# YOUR OBJECTIVE:
The records below must be transcribed exactly. Do not include the pictures.

■ ■ ■ ■ ■ ■ ■

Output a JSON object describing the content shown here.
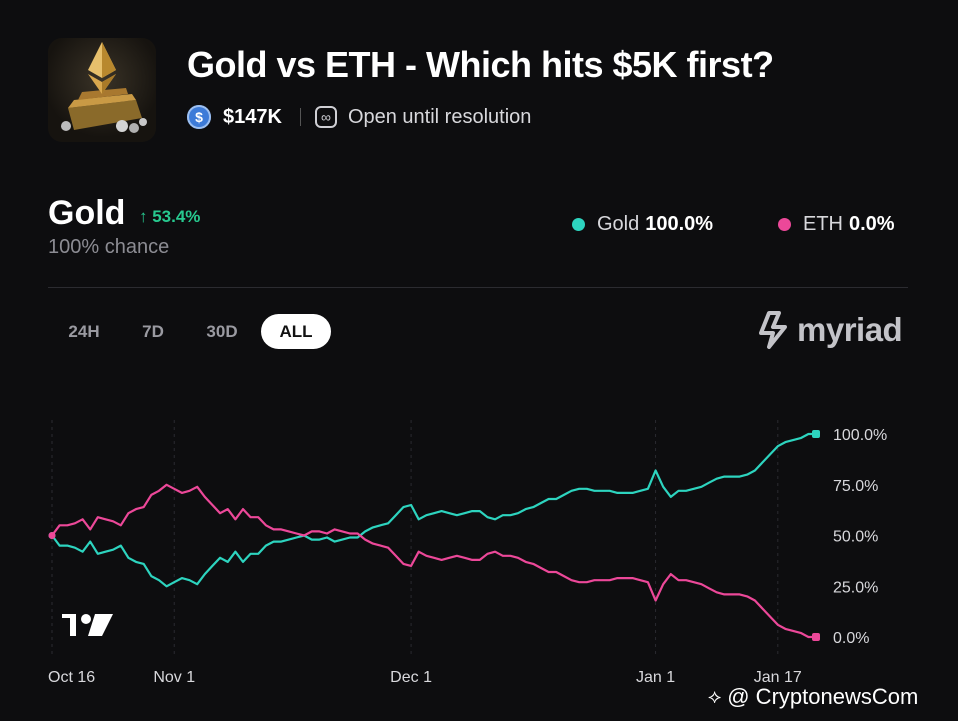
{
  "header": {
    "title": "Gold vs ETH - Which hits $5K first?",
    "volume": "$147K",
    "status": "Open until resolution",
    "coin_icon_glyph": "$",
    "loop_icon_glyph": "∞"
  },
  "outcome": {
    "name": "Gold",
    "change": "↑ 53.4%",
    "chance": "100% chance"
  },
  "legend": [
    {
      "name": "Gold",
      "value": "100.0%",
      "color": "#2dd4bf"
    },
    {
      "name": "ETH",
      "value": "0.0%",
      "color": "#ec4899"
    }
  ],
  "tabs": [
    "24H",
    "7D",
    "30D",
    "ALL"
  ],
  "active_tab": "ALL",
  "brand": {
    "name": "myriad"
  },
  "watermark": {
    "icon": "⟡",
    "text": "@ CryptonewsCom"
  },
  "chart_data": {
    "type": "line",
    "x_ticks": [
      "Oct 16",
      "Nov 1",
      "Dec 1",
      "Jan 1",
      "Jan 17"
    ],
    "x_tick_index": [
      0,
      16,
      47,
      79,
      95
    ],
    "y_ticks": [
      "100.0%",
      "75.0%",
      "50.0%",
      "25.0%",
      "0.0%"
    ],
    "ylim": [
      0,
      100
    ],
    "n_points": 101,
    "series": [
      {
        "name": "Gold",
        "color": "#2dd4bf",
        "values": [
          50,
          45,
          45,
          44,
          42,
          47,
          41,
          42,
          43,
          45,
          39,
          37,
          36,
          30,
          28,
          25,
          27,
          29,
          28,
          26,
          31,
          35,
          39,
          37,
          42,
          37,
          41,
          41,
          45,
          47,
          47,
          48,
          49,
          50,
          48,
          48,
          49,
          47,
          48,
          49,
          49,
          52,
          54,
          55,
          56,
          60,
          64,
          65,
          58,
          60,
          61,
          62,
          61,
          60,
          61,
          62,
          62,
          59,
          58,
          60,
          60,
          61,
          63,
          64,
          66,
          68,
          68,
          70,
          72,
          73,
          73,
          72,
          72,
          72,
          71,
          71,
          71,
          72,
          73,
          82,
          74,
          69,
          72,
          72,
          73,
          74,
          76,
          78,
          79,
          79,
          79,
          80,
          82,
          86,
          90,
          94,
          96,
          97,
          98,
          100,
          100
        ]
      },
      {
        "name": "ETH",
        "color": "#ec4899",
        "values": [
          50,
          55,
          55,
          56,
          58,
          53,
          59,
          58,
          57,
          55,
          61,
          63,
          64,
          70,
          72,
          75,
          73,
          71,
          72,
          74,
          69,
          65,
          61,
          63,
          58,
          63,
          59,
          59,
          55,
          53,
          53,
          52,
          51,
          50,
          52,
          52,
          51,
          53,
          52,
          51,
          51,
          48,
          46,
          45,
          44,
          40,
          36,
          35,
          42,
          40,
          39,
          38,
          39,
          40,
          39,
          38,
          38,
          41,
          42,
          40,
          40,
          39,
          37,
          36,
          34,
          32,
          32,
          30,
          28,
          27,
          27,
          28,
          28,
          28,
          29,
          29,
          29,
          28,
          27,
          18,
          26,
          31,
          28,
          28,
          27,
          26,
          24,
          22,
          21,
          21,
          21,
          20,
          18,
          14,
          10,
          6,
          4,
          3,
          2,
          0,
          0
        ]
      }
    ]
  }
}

■ ■ ■ ■ ■ ■ ■

# REPLY:
Output a JSON object describing the content shown here.
{
  "header": {
    "title": "Gold vs ETH - Which hits $5K first?",
    "volume": "$147K",
    "status": "Open until resolution",
    "coin_icon_glyph": "$",
    "loop_icon_glyph": "∞"
  },
  "outcome": {
    "name": "Gold",
    "change": "↑ 53.4%",
    "chance": "100% chance"
  },
  "legend": [
    {
      "name": "Gold",
      "value": "100.0%",
      "color": "#2dd4bf"
    },
    {
      "name": "ETH",
      "value": "0.0%",
      "color": "#ec4899"
    }
  ],
  "tabs": [
    "24H",
    "7D",
    "30D",
    "ALL"
  ],
  "active_tab": "ALL",
  "brand": {
    "name": "myriad"
  },
  "watermark": {
    "icon": "⟡",
    "text": "@ CryptonewsCom"
  },
  "chart_data": {
    "type": "line",
    "x_ticks": [
      "Oct 16",
      "Nov 1",
      "Dec 1",
      "Jan 1",
      "Jan 17"
    ],
    "x_tick_index": [
      0,
      16,
      47,
      79,
      95
    ],
    "y_ticks": [
      "100.0%",
      "75.0%",
      "50.0%",
      "25.0%",
      "0.0%"
    ],
    "ylim": [
      0,
      100
    ],
    "n_points": 101,
    "series": [
      {
        "name": "Gold",
        "color": "#2dd4bf",
        "values": [
          50,
          45,
          45,
          44,
          42,
          47,
          41,
          42,
          43,
          45,
          39,
          37,
          36,
          30,
          28,
          25,
          27,
          29,
          28,
          26,
          31,
          35,
          39,
          37,
          42,
          37,
          41,
          41,
          45,
          47,
          47,
          48,
          49,
          50,
          48,
          48,
          49,
          47,
          48,
          49,
          49,
          52,
          54,
          55,
          56,
          60,
          64,
          65,
          58,
          60,
          61,
          62,
          61,
          60,
          61,
          62,
          62,
          59,
          58,
          60,
          60,
          61,
          63,
          64,
          66,
          68,
          68,
          70,
          72,
          73,
          73,
          72,
          72,
          72,
          71,
          71,
          71,
          72,
          73,
          82,
          74,
          69,
          72,
          72,
          73,
          74,
          76,
          78,
          79,
          79,
          79,
          80,
          82,
          86,
          90,
          94,
          96,
          97,
          98,
          100,
          100
        ]
      },
      {
        "name": "ETH",
        "color": "#ec4899",
        "values": [
          50,
          55,
          55,
          56,
          58,
          53,
          59,
          58,
          57,
          55,
          61,
          63,
          64,
          70,
          72,
          75,
          73,
          71,
          72,
          74,
          69,
          65,
          61,
          63,
          58,
          63,
          59,
          59,
          55,
          53,
          53,
          52,
          51,
          50,
          52,
          52,
          51,
          53,
          52,
          51,
          51,
          48,
          46,
          45,
          44,
          40,
          36,
          35,
          42,
          40,
          39,
          38,
          39,
          40,
          39,
          38,
          38,
          41,
          42,
          40,
          40,
          39,
          37,
          36,
          34,
          32,
          32,
          30,
          28,
          27,
          27,
          28,
          28,
          28,
          29,
          29,
          29,
          28,
          27,
          18,
          26,
          31,
          28,
          28,
          27,
          26,
          24,
          22,
          21,
          21,
          21,
          20,
          18,
          14,
          10,
          6,
          4,
          3,
          2,
          0,
          0
        ]
      }
    ]
  }
}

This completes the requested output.